Verilen Problem: Aşağıdaki materyalde "data-label: 45 <box>146 109 163 120</box>" içeren satırdan "data-label: 7 <box>166 222 174 233</box>" içeren satıra kadar her şeyi, iki uç satır da dahil, harfi harfine tekrarla.

######

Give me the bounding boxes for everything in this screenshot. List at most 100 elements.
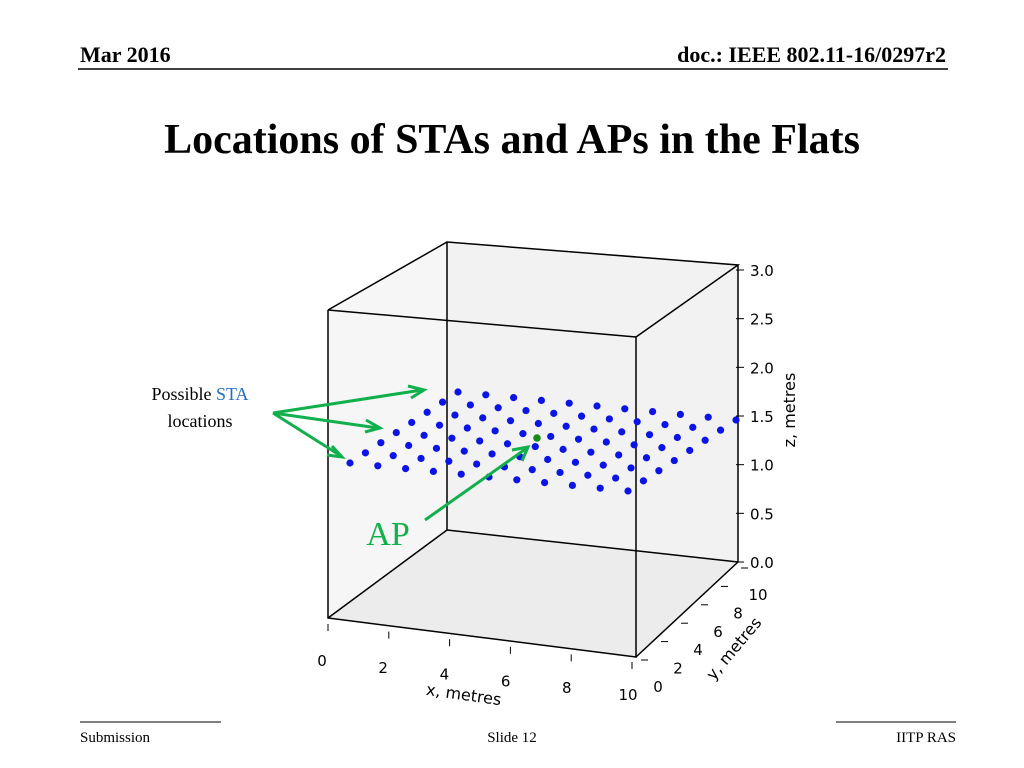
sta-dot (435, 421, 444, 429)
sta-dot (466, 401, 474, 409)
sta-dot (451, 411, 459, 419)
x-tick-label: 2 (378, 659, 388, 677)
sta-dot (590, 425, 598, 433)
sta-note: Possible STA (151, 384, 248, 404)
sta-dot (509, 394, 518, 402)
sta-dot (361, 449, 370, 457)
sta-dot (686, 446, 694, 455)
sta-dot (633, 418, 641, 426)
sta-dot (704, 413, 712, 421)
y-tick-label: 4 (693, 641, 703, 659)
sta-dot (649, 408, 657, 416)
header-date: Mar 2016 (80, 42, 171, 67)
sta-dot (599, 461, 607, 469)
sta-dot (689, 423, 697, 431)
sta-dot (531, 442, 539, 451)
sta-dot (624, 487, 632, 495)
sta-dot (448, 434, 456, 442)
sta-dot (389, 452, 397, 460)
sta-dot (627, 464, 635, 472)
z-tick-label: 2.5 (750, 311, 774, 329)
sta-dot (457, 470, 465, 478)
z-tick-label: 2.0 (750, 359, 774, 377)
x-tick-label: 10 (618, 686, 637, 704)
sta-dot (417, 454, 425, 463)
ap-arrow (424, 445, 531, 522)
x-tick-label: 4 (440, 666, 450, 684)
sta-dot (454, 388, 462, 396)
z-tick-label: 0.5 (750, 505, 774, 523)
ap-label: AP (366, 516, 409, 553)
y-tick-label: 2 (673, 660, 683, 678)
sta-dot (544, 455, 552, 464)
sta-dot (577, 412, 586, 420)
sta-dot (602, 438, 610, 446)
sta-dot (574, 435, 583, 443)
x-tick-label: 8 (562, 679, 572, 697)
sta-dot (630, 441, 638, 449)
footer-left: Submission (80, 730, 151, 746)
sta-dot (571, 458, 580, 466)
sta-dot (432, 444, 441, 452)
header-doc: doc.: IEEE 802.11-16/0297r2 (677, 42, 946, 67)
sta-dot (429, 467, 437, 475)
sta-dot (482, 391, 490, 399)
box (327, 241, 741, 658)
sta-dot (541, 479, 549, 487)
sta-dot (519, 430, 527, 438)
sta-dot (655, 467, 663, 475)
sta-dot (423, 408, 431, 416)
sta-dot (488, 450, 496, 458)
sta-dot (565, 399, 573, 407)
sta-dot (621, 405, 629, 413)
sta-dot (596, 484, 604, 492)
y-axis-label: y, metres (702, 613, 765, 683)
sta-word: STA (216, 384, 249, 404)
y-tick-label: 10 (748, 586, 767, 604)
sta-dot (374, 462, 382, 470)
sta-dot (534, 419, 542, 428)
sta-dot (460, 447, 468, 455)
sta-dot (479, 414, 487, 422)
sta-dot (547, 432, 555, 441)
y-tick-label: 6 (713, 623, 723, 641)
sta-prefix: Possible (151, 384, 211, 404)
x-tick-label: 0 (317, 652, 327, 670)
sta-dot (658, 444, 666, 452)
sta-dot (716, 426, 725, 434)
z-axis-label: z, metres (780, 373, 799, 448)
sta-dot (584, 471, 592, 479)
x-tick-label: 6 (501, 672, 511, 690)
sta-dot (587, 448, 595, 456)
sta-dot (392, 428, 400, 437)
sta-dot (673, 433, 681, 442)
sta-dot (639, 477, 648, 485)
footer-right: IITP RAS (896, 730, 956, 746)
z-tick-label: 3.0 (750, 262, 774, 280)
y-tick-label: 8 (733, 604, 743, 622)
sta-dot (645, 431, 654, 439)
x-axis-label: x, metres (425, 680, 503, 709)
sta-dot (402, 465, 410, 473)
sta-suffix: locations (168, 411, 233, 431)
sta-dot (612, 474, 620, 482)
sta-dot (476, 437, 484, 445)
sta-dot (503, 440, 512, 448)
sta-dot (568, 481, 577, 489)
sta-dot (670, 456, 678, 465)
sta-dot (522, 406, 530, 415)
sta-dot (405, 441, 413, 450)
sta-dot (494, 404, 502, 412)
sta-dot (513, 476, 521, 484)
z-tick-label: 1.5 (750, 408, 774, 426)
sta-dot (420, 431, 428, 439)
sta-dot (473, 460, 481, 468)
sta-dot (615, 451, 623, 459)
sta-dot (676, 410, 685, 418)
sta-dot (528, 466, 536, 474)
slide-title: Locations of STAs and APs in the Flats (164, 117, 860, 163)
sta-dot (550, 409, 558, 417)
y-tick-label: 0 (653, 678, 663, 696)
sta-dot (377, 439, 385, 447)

######

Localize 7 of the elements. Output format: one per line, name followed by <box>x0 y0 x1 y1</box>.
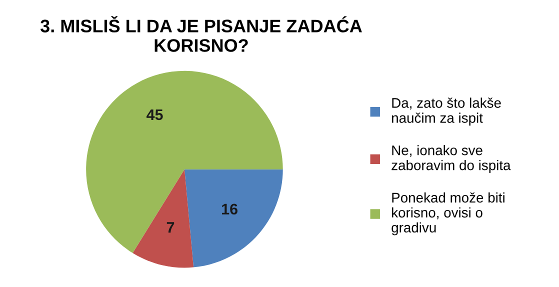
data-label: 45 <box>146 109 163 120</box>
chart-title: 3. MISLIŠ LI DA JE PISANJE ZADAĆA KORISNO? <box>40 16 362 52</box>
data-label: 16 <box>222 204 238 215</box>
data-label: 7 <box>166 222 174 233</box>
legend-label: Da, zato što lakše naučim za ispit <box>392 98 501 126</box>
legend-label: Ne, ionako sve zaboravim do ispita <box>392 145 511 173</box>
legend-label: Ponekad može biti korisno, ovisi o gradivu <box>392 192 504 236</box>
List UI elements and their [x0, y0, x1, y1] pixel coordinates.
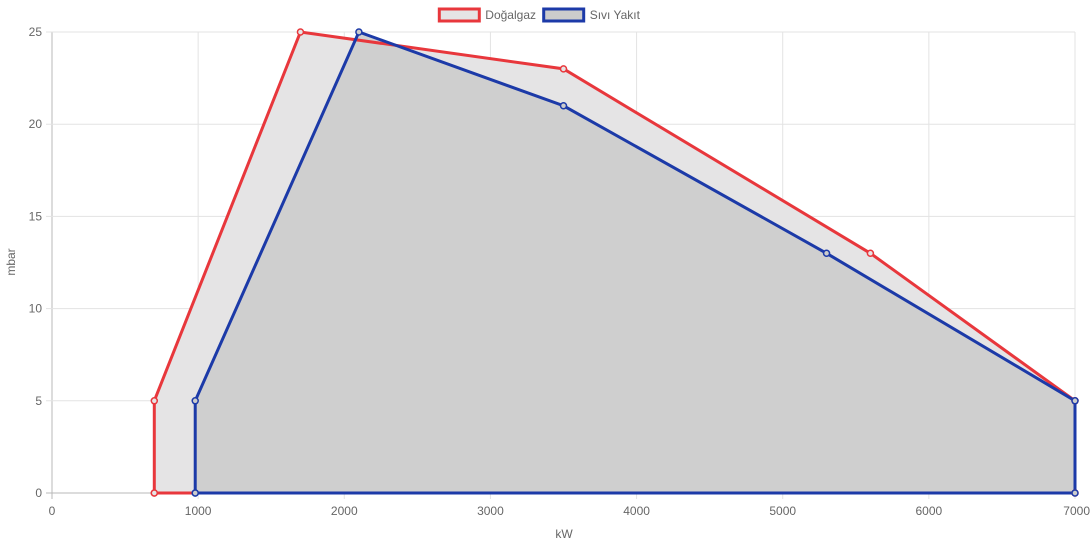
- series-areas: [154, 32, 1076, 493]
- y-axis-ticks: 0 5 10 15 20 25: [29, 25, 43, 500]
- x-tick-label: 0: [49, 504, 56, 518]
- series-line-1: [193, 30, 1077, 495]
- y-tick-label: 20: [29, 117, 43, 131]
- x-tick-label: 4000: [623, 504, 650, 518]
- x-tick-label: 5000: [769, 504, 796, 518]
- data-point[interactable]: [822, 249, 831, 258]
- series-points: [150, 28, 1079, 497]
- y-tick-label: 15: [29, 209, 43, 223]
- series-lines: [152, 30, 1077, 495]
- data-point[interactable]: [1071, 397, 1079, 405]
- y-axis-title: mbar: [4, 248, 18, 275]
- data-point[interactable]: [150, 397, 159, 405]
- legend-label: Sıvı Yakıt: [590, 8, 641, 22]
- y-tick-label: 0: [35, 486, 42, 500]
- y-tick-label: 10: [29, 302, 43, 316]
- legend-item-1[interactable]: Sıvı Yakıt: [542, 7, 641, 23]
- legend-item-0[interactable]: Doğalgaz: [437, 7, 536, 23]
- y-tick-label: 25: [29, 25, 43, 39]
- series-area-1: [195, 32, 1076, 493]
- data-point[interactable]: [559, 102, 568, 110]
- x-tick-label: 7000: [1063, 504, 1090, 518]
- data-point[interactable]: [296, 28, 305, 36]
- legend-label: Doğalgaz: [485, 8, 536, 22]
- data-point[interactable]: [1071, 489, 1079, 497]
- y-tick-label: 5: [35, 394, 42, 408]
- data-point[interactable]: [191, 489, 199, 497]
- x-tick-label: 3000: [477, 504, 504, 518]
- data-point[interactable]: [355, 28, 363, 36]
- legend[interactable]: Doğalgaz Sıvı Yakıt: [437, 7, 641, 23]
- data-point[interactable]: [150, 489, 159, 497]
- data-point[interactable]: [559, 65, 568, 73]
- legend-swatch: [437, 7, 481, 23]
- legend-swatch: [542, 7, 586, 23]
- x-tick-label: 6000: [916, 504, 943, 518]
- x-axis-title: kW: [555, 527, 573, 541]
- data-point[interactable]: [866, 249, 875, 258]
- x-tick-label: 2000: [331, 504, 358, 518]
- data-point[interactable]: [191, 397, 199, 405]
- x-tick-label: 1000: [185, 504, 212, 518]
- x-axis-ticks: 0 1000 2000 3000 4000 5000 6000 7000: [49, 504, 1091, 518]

######

Yazılı Cevap:
data-label: 45 <box>146 109 163 120</box>
chart-title: 3. MISLIŠ LI DA JE PISANJE ZADAĆA KORISNO? <box>40 16 362 52</box>
data-label: 16 <box>222 204 238 215</box>
data-label: 7 <box>166 222 174 233</box>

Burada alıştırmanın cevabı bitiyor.